== Work to complete ==
Transcribe the listing below word for word.

-.-.-

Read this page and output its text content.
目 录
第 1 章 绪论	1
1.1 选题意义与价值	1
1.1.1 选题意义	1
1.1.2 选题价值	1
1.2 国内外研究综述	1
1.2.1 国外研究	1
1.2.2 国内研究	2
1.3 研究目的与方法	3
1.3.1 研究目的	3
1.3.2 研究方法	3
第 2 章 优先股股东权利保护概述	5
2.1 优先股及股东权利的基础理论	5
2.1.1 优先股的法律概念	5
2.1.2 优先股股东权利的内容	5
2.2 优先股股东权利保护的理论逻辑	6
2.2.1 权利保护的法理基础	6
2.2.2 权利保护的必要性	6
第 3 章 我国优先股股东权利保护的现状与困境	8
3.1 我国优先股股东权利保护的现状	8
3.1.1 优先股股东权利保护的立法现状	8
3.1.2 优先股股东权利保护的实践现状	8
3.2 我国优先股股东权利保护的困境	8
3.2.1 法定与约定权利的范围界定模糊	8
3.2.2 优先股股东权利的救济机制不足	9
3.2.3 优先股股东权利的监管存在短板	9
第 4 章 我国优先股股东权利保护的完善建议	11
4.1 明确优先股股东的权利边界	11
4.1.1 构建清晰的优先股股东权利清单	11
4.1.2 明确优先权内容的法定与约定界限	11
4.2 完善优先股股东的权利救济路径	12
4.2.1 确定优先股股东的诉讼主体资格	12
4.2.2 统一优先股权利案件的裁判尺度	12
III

-.-.-

== Result of this exercise ==
Read this page and output its text content.
目 录
第 1 章 绪论	1
1.1 选题意义与价值	1
1.1.1 选题意义	1
1.1.2 选题价值	1
1.2 国内外研究综述	1
1.2.1 国外研究	1
1.2.2 国内研究	2
1.3 研究目的与方法	3
1.3.1 研究目的	3
1.3.2 研究方法	3
第 2 章 优先股股东权利保护概述	5
2.1 优先股及股东权利的基础理论	5
2.1.1 优先股的法律概念	5
2.1.2 优先股股东权利的内容	5
2.2 优先股股东权利保护的理论逻辑	6
2.2.1 权利保护的法理基础	6
2.2.2 权利保护的必要性	6
第 3 章 我国优先股股东权利保护的现状与困境	8
3.1 我国优先股股东权利保护的现状	8
3.1.1 优先股股东权利保护的立法现状	8
3.1.2 优先股股东权利保护的实践现状	8
3.2 我国优先股股东权利保护的困境	8
3.2.1 法定与约定权利的范围界定模糊	8
3.2.2 优先股股东权利的救济机制不足	9
3.2.3 优先股股东权利的监管存在短板	9
第 4 章 我国优先股股东权利保护的完善建议	11
4.1 明确优先股股东的权利边界	11
4.1.1 构建清晰的优先股股东权利清单	11
4.1.2 明确优先权内容的法定与约定界限	11
4.2 完善优先股股东的权利救济路径	12
4.2.1 确定优先股股东的诉讼主体资格	12
4.2.2 统一优先股权利案件的裁判尺度	12
III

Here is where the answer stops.